**Entries supplied**:

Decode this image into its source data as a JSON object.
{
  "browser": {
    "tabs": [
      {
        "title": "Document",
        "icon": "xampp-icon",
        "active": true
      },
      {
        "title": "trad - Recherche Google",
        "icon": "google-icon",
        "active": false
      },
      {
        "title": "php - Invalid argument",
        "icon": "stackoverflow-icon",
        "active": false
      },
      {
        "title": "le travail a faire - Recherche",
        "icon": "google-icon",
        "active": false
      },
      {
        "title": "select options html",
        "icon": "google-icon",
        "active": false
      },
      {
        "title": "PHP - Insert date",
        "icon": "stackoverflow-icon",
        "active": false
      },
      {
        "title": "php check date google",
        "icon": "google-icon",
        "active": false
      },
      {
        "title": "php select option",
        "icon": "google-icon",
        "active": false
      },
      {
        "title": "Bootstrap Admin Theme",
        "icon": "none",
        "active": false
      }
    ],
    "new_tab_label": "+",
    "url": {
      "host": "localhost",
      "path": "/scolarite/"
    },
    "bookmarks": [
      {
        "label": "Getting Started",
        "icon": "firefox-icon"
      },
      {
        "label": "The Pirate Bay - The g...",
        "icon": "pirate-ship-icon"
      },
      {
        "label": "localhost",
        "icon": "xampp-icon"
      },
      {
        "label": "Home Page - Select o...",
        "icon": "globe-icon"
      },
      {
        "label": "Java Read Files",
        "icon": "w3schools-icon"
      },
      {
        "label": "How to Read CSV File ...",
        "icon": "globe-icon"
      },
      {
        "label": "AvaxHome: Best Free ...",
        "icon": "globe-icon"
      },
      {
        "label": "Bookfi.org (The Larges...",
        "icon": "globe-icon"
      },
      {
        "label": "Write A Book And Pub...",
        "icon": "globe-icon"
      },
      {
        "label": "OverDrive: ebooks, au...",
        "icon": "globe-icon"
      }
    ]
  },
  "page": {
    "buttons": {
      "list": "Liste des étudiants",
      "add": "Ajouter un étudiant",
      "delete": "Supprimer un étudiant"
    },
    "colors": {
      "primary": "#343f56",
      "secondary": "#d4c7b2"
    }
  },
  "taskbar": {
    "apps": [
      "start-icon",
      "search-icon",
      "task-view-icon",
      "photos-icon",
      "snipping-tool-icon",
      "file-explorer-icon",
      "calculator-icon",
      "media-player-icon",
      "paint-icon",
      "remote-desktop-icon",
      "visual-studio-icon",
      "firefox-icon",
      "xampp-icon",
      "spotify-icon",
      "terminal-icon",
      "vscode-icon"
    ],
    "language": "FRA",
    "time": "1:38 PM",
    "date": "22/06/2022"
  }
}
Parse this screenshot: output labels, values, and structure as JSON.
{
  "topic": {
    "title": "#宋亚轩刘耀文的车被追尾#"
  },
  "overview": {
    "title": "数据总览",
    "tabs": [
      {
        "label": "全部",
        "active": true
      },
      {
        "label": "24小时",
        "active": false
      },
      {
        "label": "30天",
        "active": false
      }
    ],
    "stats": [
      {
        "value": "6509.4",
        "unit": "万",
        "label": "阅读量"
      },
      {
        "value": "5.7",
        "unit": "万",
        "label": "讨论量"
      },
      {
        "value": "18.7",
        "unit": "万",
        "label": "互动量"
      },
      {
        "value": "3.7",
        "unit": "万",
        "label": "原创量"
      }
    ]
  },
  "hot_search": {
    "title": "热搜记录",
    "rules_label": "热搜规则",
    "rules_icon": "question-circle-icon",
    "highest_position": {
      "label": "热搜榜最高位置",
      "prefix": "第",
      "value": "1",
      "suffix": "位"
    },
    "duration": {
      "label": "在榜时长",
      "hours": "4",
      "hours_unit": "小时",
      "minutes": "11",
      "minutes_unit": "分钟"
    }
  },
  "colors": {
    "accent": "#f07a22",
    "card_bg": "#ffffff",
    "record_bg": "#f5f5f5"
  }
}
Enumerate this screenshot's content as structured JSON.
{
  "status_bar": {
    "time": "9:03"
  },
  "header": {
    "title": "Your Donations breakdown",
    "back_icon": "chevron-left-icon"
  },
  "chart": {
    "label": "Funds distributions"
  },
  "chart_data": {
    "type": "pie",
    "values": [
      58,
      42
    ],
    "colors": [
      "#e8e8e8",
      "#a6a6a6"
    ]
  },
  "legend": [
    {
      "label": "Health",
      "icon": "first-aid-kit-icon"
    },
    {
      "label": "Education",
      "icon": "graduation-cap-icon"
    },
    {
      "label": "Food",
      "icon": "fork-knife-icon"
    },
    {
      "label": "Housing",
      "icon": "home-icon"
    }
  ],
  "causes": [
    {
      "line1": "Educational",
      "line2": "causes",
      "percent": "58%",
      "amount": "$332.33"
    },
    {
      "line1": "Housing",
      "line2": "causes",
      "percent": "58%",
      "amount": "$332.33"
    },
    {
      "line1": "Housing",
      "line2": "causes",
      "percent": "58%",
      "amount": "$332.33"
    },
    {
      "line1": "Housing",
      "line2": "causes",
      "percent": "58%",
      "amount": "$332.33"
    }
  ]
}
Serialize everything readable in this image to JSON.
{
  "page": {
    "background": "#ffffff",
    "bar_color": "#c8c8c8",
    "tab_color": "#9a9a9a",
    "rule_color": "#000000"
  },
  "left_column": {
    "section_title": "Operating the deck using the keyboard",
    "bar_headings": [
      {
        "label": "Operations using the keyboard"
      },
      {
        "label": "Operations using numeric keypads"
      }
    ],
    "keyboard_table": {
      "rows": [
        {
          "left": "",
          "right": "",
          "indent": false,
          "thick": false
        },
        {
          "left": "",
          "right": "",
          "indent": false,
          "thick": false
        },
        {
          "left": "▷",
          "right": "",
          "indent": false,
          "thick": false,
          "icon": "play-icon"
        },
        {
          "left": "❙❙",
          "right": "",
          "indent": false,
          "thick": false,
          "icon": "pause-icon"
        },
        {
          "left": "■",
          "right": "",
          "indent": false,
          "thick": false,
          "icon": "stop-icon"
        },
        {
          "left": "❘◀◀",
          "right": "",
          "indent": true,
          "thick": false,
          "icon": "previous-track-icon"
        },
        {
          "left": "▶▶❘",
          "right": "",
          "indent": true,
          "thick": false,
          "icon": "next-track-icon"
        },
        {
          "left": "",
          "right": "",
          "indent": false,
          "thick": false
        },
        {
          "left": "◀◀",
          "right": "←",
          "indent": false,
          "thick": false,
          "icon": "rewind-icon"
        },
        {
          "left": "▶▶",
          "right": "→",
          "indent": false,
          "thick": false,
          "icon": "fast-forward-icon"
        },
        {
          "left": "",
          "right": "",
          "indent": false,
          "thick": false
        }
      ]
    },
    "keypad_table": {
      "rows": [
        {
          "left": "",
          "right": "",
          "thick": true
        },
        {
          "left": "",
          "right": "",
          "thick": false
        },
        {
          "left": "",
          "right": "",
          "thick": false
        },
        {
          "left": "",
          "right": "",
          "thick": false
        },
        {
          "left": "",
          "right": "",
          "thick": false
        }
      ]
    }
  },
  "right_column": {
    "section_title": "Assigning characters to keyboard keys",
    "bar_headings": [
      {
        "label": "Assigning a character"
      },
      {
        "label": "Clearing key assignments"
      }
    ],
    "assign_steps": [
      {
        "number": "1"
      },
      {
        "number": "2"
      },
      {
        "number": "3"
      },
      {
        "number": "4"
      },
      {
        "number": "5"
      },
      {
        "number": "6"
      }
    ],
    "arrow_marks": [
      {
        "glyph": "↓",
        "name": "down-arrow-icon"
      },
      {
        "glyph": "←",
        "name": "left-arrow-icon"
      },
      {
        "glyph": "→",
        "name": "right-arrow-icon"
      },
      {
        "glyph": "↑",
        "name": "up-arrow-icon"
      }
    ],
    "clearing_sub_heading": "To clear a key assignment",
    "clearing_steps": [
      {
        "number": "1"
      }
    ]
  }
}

**Stated exercise**: Where a line in the material contains "date", copy that line.

**Solution to the problem**:
        "title": "PHP - Insert date",
        "title": "php check date google",
    "date": "22/06/2022"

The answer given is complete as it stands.